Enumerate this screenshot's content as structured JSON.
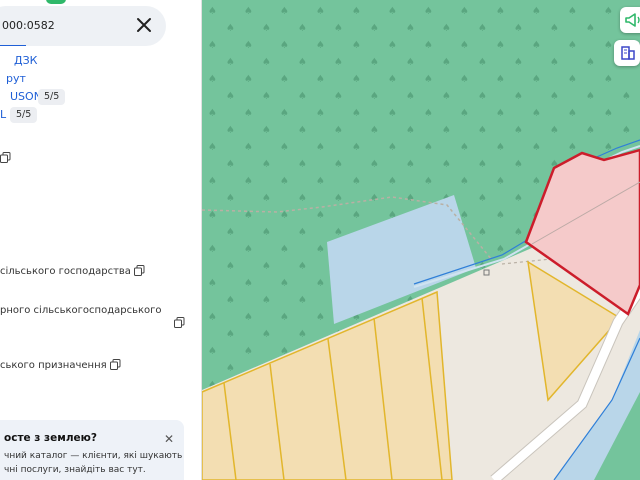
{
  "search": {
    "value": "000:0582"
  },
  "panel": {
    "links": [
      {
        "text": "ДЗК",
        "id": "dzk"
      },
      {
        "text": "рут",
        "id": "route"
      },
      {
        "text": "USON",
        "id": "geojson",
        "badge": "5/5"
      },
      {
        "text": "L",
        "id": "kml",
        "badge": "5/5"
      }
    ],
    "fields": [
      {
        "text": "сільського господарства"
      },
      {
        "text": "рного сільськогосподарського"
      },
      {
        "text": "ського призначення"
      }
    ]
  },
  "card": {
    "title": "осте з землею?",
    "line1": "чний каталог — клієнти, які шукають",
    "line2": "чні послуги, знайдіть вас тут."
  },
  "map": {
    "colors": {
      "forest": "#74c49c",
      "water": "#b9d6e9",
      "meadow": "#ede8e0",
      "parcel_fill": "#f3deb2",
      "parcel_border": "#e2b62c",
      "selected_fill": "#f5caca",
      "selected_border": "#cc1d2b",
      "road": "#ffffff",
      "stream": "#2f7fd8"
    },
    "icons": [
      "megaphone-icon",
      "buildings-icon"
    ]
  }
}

Your objective:
Print each of the records above exactly as written, leaving no picture in the copy.

Task solution:
Enumerate this screenshot's content as structured JSON.
{
  "search": {
    "value": "000:0582"
  },
  "panel": {
    "links": [
      {
        "text": "ДЗК",
        "id": "dzk"
      },
      {
        "text": "рут",
        "id": "route"
      },
      {
        "text": "USON",
        "id": "geojson",
        "badge": "5/5"
      },
      {
        "text": "L",
        "id": "kml",
        "badge": "5/5"
      }
    ],
    "fields": [
      {
        "text": "сільського господарства"
      },
      {
        "text": "рного сільськогосподарського"
      },
      {
        "text": "ського призначення"
      }
    ]
  },
  "card": {
    "title": "осте з землею?",
    "line1": "чний каталог — клієнти, які шукають",
    "line2": "чні послуги, знайдіть вас тут."
  },
  "map": {
    "colors": {
      "forest": "#74c49c",
      "water": "#b9d6e9",
      "meadow": "#ede8e0",
      "parcel_fill": "#f3deb2",
      "parcel_border": "#e2b62c",
      "selected_fill": "#f5caca",
      "selected_border": "#cc1d2b",
      "road": "#ffffff",
      "stream": "#2f7fd8"
    },
    "icons": [
      "megaphone-icon",
      "buildings-icon"
    ]
  }
}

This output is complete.